*Short task*. Below, find each line holding "subtitle" and state how many there are, using the number alone.
━━━ Available records
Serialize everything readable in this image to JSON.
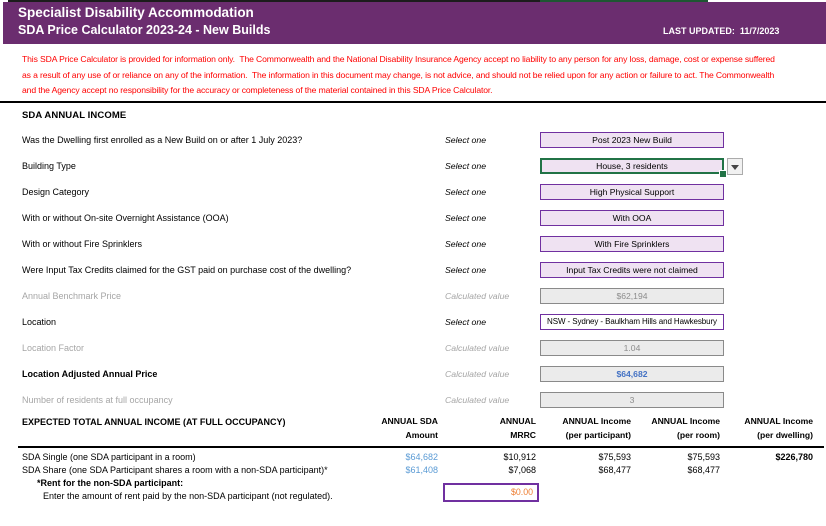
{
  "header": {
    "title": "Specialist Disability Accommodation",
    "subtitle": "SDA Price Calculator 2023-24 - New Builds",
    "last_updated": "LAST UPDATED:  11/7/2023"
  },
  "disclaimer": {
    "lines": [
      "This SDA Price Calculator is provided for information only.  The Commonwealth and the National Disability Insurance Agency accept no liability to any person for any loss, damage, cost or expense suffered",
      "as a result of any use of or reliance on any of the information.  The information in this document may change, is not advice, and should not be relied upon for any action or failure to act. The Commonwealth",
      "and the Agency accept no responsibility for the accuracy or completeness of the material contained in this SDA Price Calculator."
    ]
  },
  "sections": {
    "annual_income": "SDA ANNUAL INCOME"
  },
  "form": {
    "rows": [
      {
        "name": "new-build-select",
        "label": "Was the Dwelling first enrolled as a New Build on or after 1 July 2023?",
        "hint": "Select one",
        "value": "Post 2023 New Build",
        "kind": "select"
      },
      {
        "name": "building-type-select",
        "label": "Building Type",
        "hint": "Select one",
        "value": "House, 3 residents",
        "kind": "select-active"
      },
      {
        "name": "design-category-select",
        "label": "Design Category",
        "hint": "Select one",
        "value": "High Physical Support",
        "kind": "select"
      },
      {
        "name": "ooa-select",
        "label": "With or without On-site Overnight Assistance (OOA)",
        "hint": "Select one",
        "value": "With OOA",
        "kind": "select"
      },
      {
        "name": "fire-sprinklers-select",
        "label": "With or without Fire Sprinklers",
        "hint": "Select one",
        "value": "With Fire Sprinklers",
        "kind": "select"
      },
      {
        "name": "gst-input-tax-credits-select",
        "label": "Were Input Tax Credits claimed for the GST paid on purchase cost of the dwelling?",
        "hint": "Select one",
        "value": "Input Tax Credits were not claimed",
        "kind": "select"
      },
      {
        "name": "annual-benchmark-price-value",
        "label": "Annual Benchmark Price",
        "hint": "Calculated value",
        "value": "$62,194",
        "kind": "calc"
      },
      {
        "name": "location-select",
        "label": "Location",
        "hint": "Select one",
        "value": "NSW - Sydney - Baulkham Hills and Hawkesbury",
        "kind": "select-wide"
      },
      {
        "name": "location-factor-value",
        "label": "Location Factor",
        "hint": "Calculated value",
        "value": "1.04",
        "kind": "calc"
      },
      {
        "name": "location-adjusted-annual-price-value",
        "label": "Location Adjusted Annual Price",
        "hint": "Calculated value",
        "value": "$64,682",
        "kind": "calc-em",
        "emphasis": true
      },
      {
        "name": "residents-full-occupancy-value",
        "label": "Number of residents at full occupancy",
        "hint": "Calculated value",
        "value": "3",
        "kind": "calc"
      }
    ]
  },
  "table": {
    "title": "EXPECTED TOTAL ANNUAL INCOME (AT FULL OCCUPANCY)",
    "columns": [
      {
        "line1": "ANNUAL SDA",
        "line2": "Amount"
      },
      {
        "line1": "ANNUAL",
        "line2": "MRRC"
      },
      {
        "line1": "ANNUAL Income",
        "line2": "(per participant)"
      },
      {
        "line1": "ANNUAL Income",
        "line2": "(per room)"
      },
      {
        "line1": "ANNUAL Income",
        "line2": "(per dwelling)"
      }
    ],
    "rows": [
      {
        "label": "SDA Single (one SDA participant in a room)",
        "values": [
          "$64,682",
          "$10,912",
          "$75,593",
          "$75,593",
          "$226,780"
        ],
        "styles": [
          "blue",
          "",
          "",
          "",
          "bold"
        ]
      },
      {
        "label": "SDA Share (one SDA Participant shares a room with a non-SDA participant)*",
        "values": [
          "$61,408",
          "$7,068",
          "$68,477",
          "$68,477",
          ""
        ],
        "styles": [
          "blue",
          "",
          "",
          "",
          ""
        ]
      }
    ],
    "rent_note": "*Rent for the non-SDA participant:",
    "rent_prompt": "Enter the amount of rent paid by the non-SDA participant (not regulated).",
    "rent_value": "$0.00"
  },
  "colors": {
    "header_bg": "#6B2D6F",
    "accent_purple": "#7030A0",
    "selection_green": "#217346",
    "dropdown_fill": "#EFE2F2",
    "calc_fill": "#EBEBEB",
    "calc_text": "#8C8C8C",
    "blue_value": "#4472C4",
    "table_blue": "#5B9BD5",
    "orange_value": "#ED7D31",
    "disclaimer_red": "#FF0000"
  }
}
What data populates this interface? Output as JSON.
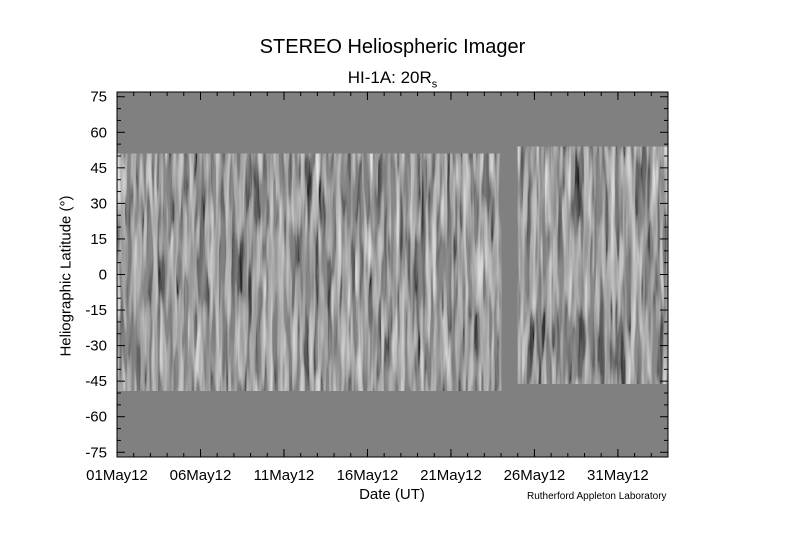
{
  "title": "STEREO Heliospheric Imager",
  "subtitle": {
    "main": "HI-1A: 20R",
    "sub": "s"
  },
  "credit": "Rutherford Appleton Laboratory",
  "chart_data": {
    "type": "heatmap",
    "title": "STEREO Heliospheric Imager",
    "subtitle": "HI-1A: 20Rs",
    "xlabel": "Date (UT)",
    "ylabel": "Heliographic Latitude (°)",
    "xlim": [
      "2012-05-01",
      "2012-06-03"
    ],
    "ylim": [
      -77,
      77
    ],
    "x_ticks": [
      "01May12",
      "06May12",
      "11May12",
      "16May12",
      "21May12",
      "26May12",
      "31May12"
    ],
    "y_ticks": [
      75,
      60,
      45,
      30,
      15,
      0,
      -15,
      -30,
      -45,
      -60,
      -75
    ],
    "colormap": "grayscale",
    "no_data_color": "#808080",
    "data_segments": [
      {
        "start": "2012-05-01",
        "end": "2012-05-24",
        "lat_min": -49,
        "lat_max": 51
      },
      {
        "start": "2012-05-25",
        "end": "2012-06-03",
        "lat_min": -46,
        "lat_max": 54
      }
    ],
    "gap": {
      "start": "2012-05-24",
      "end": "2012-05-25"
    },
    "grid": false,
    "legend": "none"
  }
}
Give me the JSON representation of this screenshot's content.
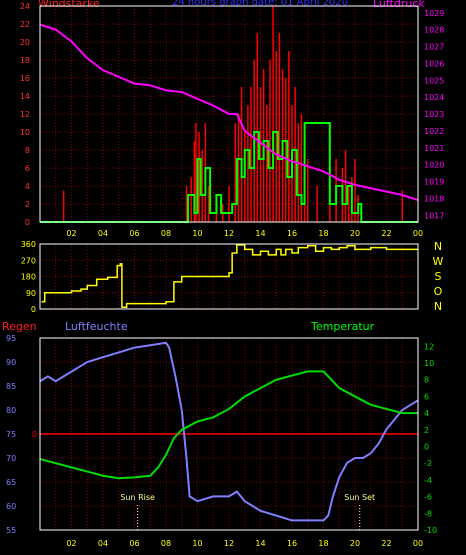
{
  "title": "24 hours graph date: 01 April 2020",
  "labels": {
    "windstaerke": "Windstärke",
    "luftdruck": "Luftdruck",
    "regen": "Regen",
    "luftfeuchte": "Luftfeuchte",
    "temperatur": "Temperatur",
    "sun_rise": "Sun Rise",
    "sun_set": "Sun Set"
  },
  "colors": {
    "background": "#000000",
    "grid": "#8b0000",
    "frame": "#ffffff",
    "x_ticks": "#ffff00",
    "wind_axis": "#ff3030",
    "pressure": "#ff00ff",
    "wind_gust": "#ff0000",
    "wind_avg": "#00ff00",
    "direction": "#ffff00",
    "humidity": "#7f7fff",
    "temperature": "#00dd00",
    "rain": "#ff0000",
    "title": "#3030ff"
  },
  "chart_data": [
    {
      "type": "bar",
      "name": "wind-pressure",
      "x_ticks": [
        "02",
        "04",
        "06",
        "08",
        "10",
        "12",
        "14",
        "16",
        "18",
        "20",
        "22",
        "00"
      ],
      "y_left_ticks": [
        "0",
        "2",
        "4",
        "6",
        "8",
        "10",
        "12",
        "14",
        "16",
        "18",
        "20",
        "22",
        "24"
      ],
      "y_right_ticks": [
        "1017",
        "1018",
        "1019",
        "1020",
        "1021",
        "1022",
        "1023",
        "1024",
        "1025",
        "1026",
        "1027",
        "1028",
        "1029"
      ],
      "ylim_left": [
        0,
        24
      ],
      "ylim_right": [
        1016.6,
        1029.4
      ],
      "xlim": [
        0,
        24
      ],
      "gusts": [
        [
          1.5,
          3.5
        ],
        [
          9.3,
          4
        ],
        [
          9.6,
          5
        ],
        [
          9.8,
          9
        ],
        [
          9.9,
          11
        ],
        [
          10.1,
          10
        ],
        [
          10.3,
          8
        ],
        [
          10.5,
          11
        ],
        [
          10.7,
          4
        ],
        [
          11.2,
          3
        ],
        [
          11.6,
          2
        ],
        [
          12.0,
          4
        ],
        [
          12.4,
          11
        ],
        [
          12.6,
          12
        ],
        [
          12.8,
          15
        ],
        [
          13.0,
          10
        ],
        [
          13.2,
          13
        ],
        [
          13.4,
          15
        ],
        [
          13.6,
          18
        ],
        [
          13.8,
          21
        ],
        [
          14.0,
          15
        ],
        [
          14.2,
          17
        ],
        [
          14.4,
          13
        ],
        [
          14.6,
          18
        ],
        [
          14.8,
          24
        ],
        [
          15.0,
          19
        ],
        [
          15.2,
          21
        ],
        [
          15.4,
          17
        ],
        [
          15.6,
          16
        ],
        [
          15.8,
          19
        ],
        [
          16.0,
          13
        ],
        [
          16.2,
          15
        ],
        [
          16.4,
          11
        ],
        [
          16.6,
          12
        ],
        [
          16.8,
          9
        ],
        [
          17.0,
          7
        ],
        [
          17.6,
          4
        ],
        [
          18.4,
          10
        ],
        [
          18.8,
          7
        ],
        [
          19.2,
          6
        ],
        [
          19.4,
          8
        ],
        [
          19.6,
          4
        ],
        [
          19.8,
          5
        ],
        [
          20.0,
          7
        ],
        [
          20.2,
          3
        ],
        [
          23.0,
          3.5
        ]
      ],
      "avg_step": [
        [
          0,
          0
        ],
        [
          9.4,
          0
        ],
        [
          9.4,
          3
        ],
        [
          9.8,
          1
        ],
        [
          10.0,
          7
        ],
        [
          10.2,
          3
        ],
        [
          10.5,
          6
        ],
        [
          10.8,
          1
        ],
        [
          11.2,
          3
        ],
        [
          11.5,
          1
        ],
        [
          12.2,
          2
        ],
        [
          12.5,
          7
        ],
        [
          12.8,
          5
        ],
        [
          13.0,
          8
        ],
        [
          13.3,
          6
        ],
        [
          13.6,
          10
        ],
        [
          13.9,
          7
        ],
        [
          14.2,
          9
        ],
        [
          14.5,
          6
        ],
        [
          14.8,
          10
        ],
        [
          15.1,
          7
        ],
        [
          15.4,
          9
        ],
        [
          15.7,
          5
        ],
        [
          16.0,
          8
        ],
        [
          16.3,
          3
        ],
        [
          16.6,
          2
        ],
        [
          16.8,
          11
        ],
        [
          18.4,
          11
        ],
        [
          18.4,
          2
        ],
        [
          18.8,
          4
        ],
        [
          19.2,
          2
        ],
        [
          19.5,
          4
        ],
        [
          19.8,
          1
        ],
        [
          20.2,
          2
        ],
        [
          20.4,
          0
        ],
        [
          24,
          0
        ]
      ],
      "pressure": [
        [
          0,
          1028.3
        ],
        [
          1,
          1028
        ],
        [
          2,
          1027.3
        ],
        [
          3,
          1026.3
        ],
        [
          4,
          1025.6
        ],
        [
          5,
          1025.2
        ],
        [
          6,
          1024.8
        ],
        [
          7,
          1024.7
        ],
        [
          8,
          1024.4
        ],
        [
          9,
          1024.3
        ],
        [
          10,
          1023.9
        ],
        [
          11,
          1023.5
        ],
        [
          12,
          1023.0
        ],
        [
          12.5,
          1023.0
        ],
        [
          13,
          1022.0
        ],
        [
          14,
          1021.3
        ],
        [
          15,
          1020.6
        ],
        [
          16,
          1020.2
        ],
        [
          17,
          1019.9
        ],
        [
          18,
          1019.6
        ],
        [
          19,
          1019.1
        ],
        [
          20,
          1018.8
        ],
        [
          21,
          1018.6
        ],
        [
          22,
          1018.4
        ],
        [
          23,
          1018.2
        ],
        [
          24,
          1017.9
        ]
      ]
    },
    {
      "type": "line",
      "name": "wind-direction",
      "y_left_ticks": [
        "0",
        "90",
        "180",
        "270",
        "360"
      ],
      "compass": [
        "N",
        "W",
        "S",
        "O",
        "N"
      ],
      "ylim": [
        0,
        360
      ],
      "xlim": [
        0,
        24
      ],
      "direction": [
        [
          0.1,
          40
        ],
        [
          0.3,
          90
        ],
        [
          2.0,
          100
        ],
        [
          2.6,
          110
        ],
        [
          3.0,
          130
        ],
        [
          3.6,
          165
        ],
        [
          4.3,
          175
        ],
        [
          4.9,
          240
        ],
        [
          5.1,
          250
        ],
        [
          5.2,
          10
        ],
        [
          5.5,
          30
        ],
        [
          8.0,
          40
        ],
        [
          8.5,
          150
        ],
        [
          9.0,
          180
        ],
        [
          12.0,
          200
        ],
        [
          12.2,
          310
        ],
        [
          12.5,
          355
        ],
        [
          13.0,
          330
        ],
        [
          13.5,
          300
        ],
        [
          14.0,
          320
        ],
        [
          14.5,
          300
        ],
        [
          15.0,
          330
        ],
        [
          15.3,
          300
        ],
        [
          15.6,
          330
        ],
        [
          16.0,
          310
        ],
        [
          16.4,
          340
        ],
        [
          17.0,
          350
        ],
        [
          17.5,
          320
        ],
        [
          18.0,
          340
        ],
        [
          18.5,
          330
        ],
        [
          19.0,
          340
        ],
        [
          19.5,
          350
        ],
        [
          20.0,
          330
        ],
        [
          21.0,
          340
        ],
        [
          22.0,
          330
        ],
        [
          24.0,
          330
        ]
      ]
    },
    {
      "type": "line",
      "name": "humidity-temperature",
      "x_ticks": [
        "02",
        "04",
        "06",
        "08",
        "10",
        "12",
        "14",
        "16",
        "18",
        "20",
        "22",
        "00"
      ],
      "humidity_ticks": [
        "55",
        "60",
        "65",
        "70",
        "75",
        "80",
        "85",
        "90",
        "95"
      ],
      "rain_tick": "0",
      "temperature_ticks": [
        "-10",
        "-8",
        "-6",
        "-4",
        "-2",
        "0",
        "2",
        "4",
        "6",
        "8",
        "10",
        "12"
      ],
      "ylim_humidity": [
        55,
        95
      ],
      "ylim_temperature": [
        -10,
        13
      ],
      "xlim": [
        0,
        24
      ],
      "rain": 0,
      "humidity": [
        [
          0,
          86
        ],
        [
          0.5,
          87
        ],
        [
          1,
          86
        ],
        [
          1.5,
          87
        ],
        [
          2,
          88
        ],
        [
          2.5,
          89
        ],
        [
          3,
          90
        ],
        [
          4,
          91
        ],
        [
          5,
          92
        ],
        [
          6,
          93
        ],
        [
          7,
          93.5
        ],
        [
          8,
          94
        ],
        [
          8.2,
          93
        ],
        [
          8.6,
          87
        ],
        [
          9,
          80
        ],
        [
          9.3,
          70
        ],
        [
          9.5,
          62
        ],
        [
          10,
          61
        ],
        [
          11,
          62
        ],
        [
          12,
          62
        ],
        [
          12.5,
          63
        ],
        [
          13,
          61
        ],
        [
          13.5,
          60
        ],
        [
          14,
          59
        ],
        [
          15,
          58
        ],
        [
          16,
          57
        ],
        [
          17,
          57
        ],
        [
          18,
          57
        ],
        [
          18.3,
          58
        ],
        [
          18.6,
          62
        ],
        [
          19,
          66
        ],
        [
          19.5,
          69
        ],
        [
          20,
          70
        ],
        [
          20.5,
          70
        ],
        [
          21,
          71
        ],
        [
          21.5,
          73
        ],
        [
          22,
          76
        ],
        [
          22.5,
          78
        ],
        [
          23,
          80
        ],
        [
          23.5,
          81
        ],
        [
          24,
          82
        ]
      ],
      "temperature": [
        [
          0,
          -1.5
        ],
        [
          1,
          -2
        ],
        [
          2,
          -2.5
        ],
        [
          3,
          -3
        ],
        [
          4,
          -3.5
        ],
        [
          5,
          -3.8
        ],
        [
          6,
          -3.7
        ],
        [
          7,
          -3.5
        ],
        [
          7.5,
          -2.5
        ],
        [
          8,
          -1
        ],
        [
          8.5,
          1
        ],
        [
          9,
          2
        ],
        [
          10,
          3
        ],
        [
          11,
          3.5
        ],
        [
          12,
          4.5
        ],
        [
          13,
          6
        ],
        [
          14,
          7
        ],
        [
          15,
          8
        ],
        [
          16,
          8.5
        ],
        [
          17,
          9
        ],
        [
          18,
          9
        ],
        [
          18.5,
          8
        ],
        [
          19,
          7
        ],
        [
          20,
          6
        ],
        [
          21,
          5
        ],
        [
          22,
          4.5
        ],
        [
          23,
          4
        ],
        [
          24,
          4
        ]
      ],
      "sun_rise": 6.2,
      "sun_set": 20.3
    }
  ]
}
━━━━━━
*Answer for this exercise*. 3